● **WHAT TO WORK ON**: Copy out each line below exactly as it appears.

● **DATA ROWS**:

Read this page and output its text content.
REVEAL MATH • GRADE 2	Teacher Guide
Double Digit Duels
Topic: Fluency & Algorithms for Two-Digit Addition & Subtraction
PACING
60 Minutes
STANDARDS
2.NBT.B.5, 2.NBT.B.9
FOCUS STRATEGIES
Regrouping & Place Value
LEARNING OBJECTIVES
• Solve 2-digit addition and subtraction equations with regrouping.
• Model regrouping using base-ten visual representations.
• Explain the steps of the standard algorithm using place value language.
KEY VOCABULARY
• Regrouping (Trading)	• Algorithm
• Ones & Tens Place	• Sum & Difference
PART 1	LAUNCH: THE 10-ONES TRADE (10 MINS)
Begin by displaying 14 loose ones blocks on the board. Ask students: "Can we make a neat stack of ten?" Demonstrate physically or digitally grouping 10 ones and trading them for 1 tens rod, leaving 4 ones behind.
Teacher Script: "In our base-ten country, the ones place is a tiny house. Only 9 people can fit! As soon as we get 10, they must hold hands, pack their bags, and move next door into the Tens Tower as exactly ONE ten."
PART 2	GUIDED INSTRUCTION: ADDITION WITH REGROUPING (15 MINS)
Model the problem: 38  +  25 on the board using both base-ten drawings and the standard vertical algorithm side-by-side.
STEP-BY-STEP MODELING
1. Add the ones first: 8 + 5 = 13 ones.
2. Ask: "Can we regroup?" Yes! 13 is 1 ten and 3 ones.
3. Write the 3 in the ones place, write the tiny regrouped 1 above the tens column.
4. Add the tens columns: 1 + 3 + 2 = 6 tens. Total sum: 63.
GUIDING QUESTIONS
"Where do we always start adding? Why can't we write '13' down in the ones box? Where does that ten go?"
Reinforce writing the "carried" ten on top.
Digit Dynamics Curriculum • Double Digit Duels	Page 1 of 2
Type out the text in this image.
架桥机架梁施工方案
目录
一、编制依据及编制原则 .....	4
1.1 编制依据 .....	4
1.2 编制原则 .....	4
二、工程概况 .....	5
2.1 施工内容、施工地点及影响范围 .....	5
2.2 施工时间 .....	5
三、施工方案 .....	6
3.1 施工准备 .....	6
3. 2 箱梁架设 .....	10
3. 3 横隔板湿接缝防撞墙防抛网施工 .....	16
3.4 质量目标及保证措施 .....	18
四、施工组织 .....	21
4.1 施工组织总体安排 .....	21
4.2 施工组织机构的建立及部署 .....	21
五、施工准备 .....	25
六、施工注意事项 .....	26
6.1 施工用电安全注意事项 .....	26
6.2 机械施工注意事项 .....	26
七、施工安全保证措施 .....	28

● **CORRECT RESPONSE**:
Read this page and output its text content.
REVEAL MATH • GRADE 2	Teacher Guide
Double Digit Duels
Topic: Fluency & Algorithms for Two-Digit Addition & Subtraction
PACING
60 Minutes
STANDARDS
2.NBT.B.5, 2.NBT.B.9
FOCUS STRATEGIES
Regrouping & Place Value
LEARNING OBJECTIVES
• Solve 2-digit addition and subtraction equations with regrouping.
• Model regrouping using base-ten visual representations.
• Explain the steps of the standard algorithm using place value language.
KEY VOCABULARY
• Regrouping (Trading)	• Algorithm
• Ones & Tens Place	• Sum & Difference
PART 1	LAUNCH: THE 10-ONES TRADE (10 MINS)
Begin by displaying 14 loose ones blocks on the board. Ask students: "Can we make a neat stack of ten?" Demonstrate physically or digitally grouping 10 ones and trading them for 1 tens rod, leaving 4 ones behind.
Teacher Script: "In our base-ten country, the ones place is a tiny house. Only 9 people can fit! As soon as we get 10, they must hold hands, pack their bags, and move next door into the Tens Tower as exactly ONE ten."
PART 2	GUIDED INSTRUCTION: ADDITION WITH REGROUPING (15 MINS)
Model the problem: 38  +  25 on the board using both base-ten drawings and the standard vertical algorithm side-by-side.
STEP-BY-STEP MODELING
1. Add the ones first: 8 + 5 = 13 ones.
2. Ask: "Can we regroup?" Yes! 13 is 1 ten and 3 ones.
3. Write the 3 in the ones place, write the tiny regrouped 1 above the tens column.
4. Add the tens columns: 1 + 3 + 2 = 6 tens. Total sum: 63.
GUIDING QUESTIONS
"Where do we always start adding? Why can't we write '13' down in the ones box? Where does that ten go?"
Reinforce writing the "carried" ten on top.
Digit Dynamics Curriculum • Double Digit Duels	Page 1 of 2
Type out the text in this image.
架桥机架梁施工方案
目录
一、编制依据及编制原则 .....	4
1.1 编制依据 .....	4
1.2 编制原则 .....	4
二、工程概况 .....	5
2.1 施工内容、施工地点及影响范围 .....	5
2.2 施工时间 .....	5
三、施工方案 .....	6
3.1 施工准备 .....	6
3. 2 箱梁架设 .....	10
3. 3 横隔板湿接缝防撞墙防抛网施工 .....	16
3.4 质量目标及保证措施 .....	18
四、施工组织 .....	21
4.1 施工组织总体安排 .....	21
4.2 施工组织机构的建立及部署 .....	21
五、施工准备 .....	25
六、施工注意事项 .....	26
6.1 施工用电安全注意事项 .....	26
6.2 机械施工注意事项 .....	26
七、施工安全保证措施 .....	28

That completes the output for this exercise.